◆ Exercise directions ◆
Return the number of lines that include the string "JSON", without any other text.

___ Provided records ___

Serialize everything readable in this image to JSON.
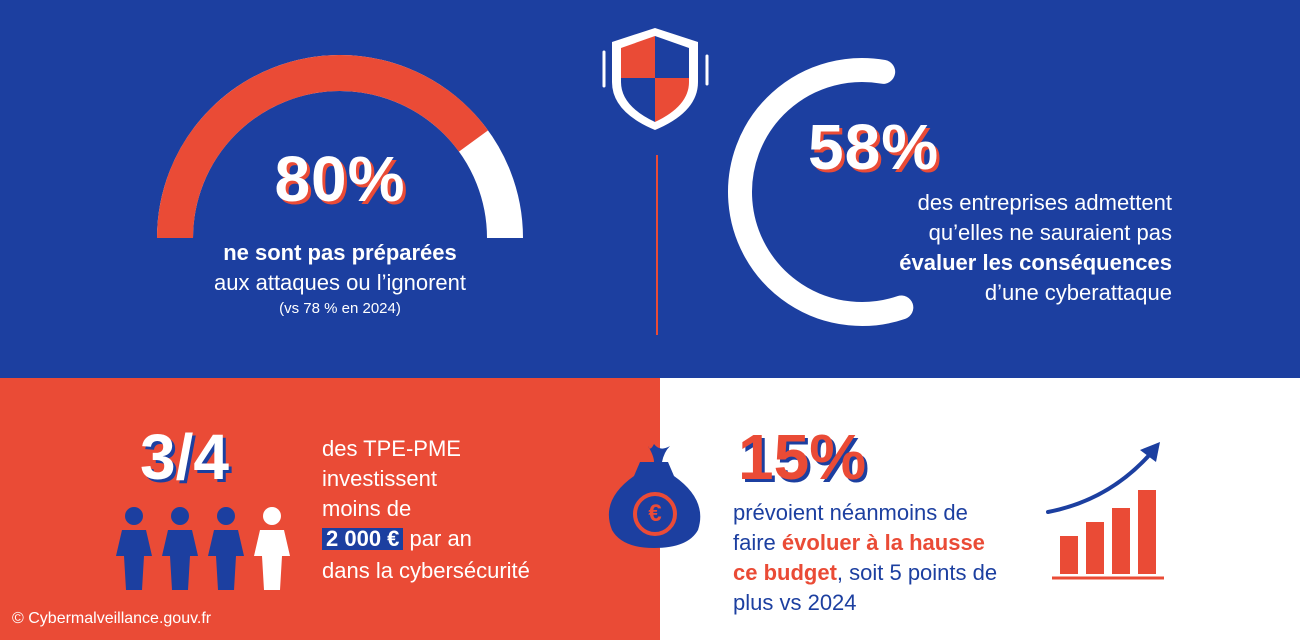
{
  "stat_80": {
    "value": "80%",
    "line1": "ne sont pas préparées",
    "line2": "aux attaques ou l’ignorent",
    "line3": "(vs 78 % en 2024)",
    "gauge_fraction": 0.8
  },
  "stat_58": {
    "value": "58%",
    "line1": "des entreprises admettent",
    "line2": "qu’elles ne sauraient pas",
    "line3_bold": "évaluer les conséquences",
    "line4": "d’une cyberattaque",
    "ring_fraction": 0.58
  },
  "stat_34": {
    "value": "3/4",
    "line1": "des TPE-PME",
    "line2": "investissent",
    "line3": "moins de",
    "amount": "2 000 €",
    "line4_rest": "par an",
    "line5": "dans la cybersécurité",
    "people_total": 4,
    "people_highlighted": 3
  },
  "stat_15": {
    "value": "15%",
    "line1": "prévoient néanmoins de",
    "line2_start": "faire ",
    "line2_bold": "évoluer à la hausse",
    "line3_bold": "ce budget",
    "line3_rest": ", soit 5 points de",
    "line4": "plus vs 2024"
  },
  "money_bag": {
    "symbol": "€"
  },
  "credit": "© Cybermalveillance.gouv.fr",
  "colors": {
    "navy": "#1c3fa0",
    "red": "#ea4b36",
    "white": "#ffffff"
  }
}
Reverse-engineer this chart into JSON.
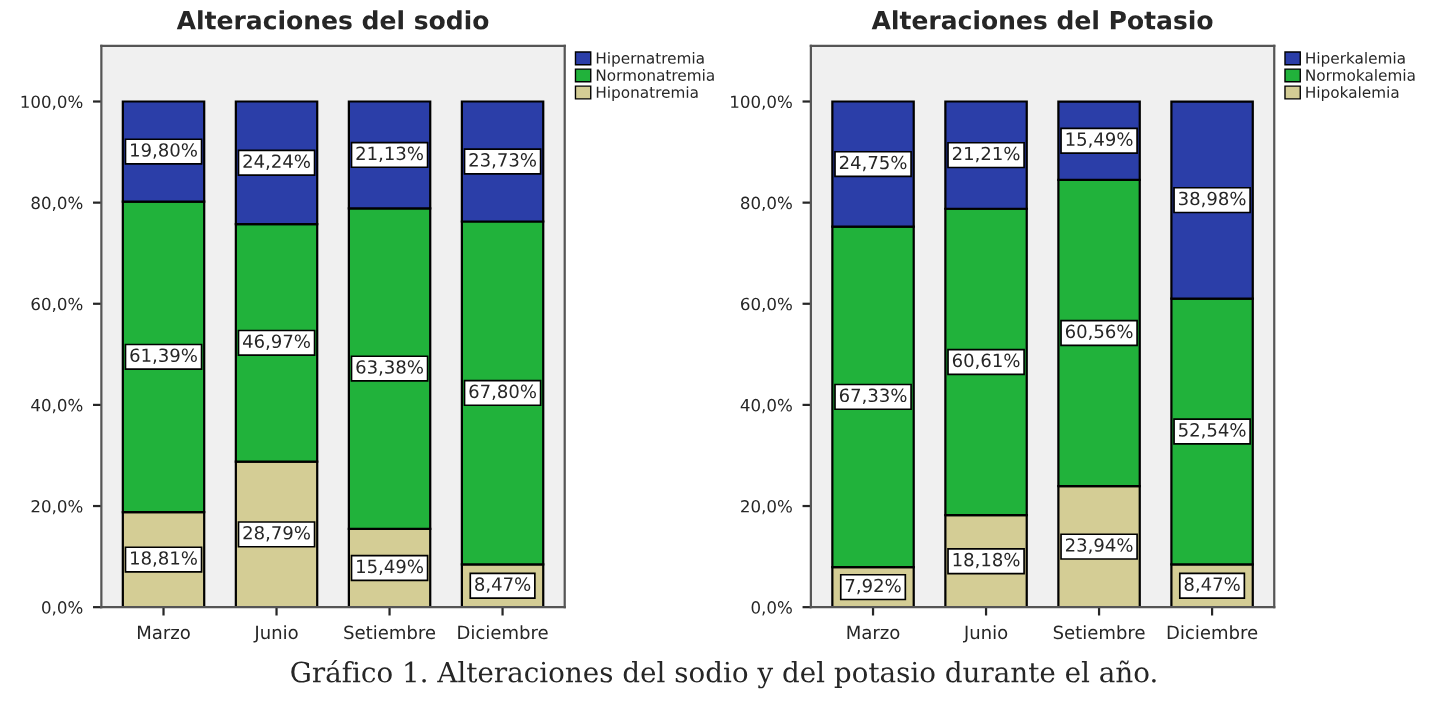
{
  "chart_data": [
    {
      "type": "bar",
      "title": "Alteraciones del sodio",
      "categories": [
        "Marzo",
        "Junio",
        "Setiembre",
        "Diciembre"
      ],
      "stacked": true,
      "ylim": [
        0,
        111
      ],
      "yticks": [
        {
          "value": 0,
          "label": "0,0%"
        },
        {
          "value": 20,
          "label": "20,0%"
        },
        {
          "value": 40,
          "label": "40,0%"
        },
        {
          "value": 60,
          "label": "60,0%"
        },
        {
          "value": 80,
          "label": "80,0%"
        },
        {
          "value": 100,
          "label": "100,0%"
        }
      ],
      "legend": "right",
      "grid": false,
      "series": [
        {
          "name": "Hiponatremia",
          "color": "#d4cd95",
          "values": [
            18.81,
            28.79,
            15.49,
            8.47
          ],
          "value_labels": [
            "18,81%",
            "28,79%",
            "15,49%",
            "8,47%"
          ]
        },
        {
          "name": "Normonatremia",
          "color": "#21b23b",
          "values": [
            61.39,
            46.97,
            63.38,
            67.8
          ],
          "value_labels": [
            "61,39%",
            "46,97%",
            "63,38%",
            "67,80%"
          ]
        },
        {
          "name": "Hipernatremia",
          "color": "#2b3ea8",
          "values": [
            19.8,
            24.24,
            21.13,
            23.73
          ],
          "value_labels": [
            "19,80%",
            "24,24%",
            "21,13%",
            "23,73%"
          ]
        }
      ]
    },
    {
      "type": "bar",
      "title": "Alteraciones del Potasio",
      "categories": [
        "Marzo",
        "Junio",
        "Setiembre",
        "Diciembre"
      ],
      "stacked": true,
      "ylim": [
        0,
        111
      ],
      "yticks": [
        {
          "value": 0,
          "label": "0,0%"
        },
        {
          "value": 20,
          "label": "20,0%"
        },
        {
          "value": 40,
          "label": "40,0%"
        },
        {
          "value": 60,
          "label": "60,0%"
        },
        {
          "value": 80,
          "label": "80,0%"
        },
        {
          "value": 100,
          "label": "100,0%"
        }
      ],
      "legend": "right",
      "grid": false,
      "annotations": [
        "Gráfico 1. Alteraciones del sodio y del potasio durante el año."
      ],
      "series": [
        {
          "name": "Hipokalemia",
          "color": "#d4cd95",
          "values": [
            7.92,
            18.18,
            23.94,
            8.47
          ],
          "value_labels": [
            "7,92%",
            "18,18%",
            "23,94%",
            "8,47%"
          ]
        },
        {
          "name": "Normokalemia",
          "color": "#21b23b",
          "values": [
            67.33,
            60.61,
            60.56,
            52.54
          ],
          "value_labels": [
            "67,33%",
            "60,61%",
            "60,56%",
            "52,54%"
          ]
        },
        {
          "name": "Hiperkalemia",
          "color": "#2b3ea8",
          "values": [
            24.75,
            21.21,
            15.49,
            38.98
          ],
          "value_labels": [
            "24,75%",
            "21,21%",
            "15,49%",
            "38,98%"
          ]
        }
      ]
    }
  ]
}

___

◆ Exercise solution ◆
2